* Supplied records:
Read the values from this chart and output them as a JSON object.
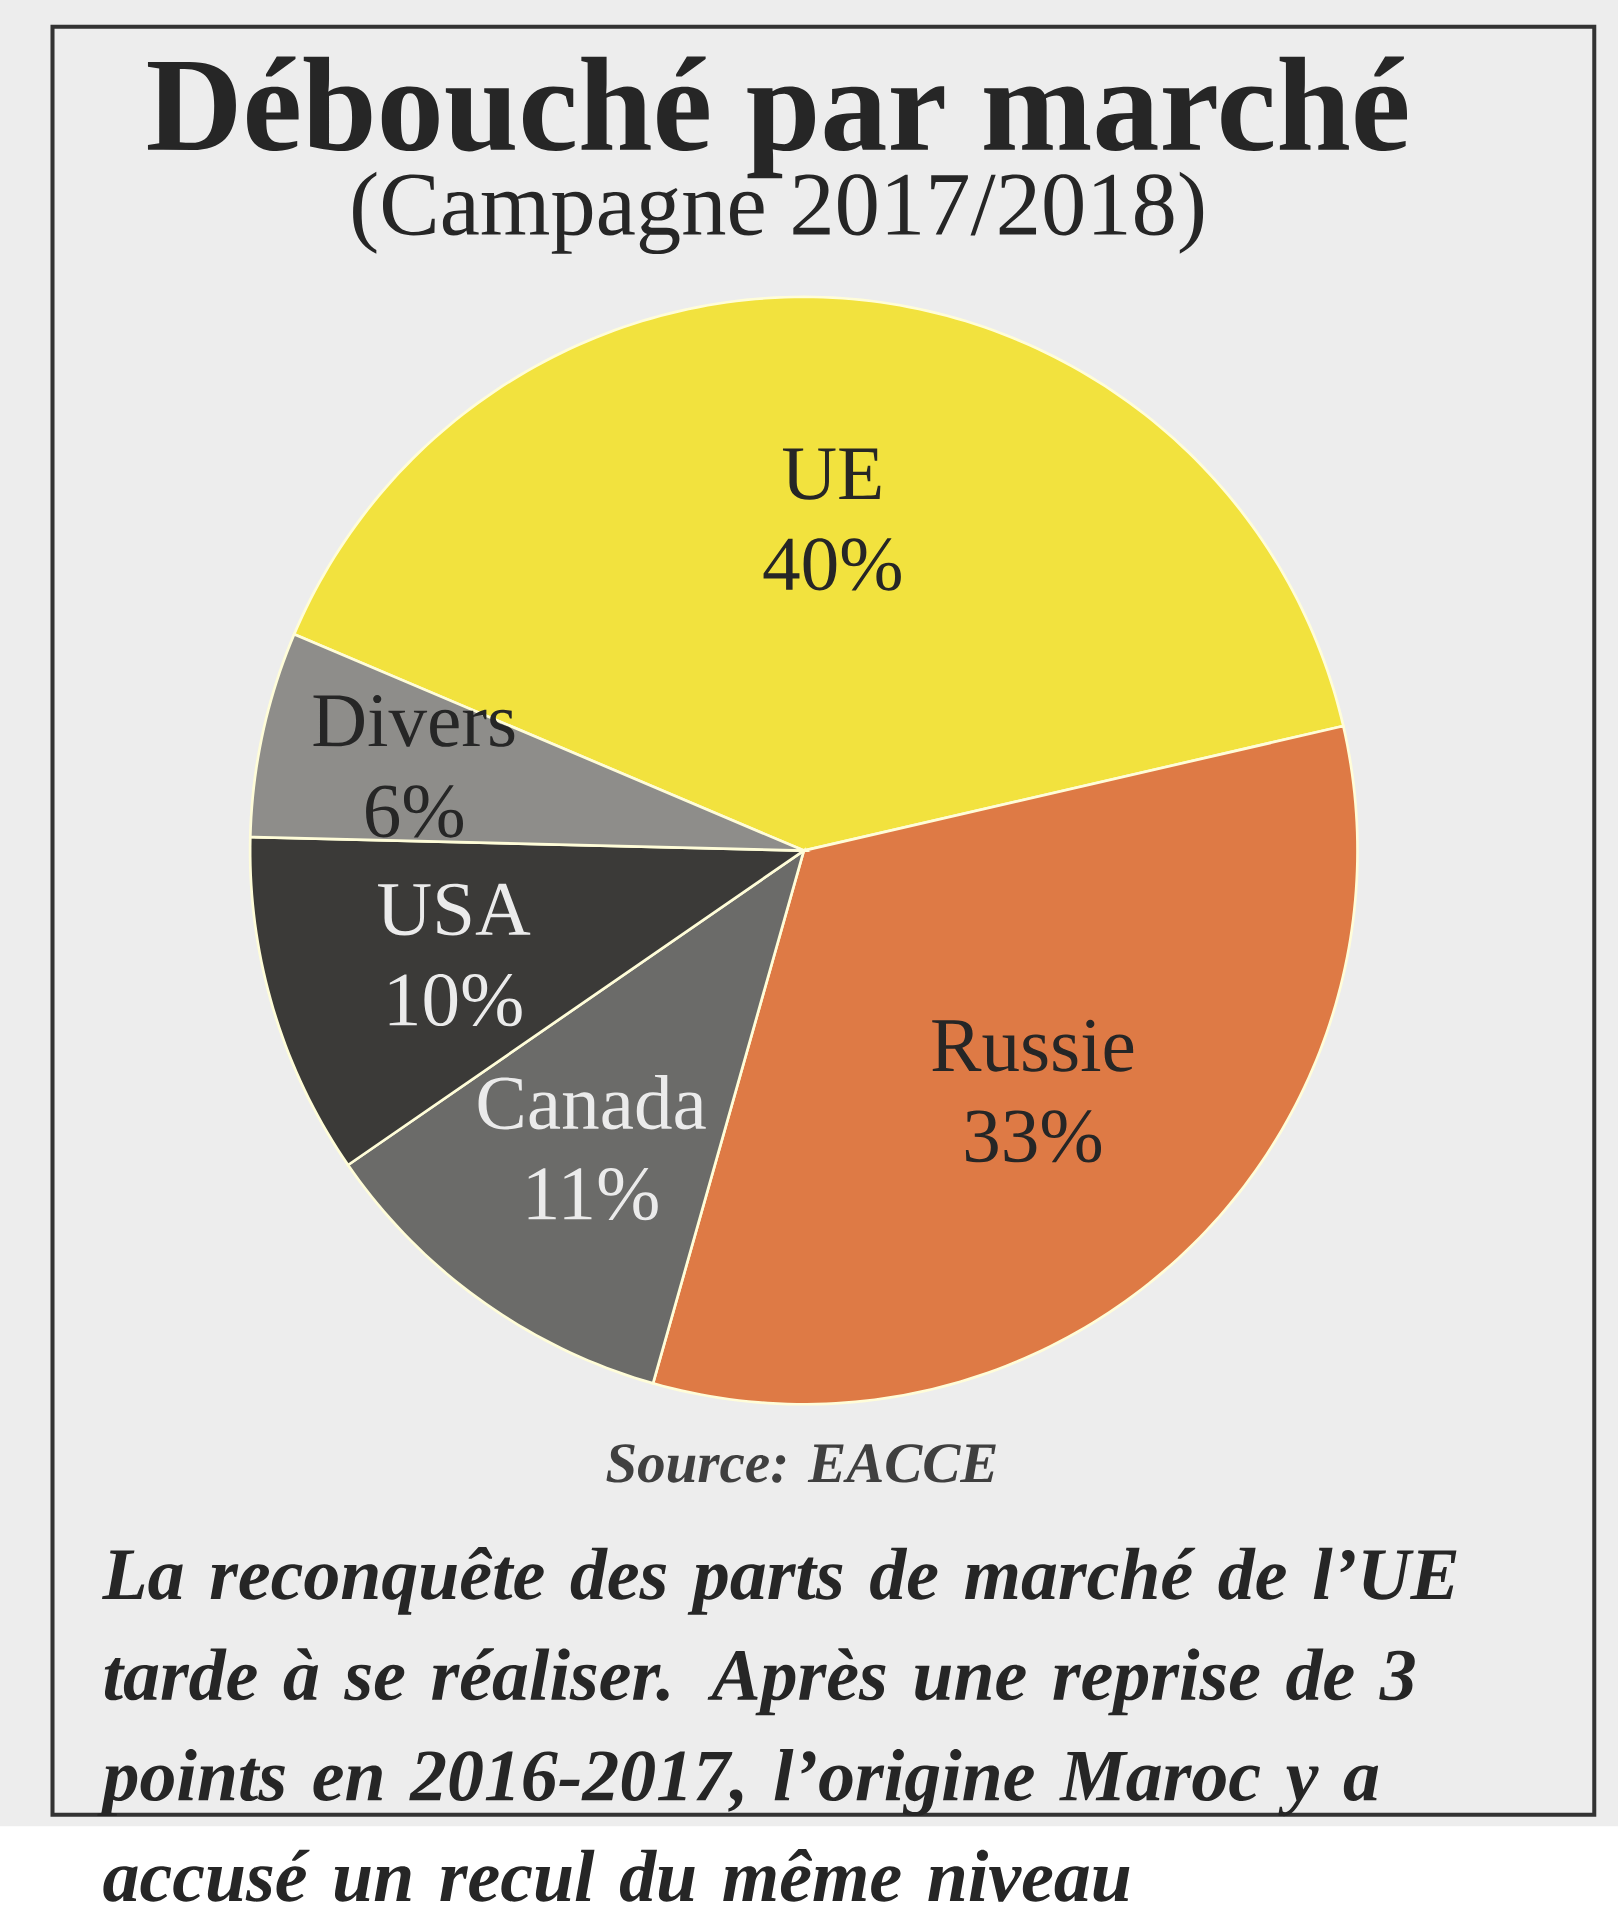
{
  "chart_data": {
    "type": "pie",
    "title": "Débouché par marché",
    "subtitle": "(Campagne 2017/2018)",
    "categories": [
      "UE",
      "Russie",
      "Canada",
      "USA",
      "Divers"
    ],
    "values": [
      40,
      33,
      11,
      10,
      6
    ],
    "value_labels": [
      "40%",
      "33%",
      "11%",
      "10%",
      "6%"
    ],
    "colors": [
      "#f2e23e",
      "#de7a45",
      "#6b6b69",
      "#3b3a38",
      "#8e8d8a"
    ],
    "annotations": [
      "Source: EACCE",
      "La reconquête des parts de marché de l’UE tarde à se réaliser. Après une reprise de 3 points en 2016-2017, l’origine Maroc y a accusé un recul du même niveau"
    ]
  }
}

* Exercise aim: Read the data above and count the lines that include "values". Answer only with the count.

* Written answer: 2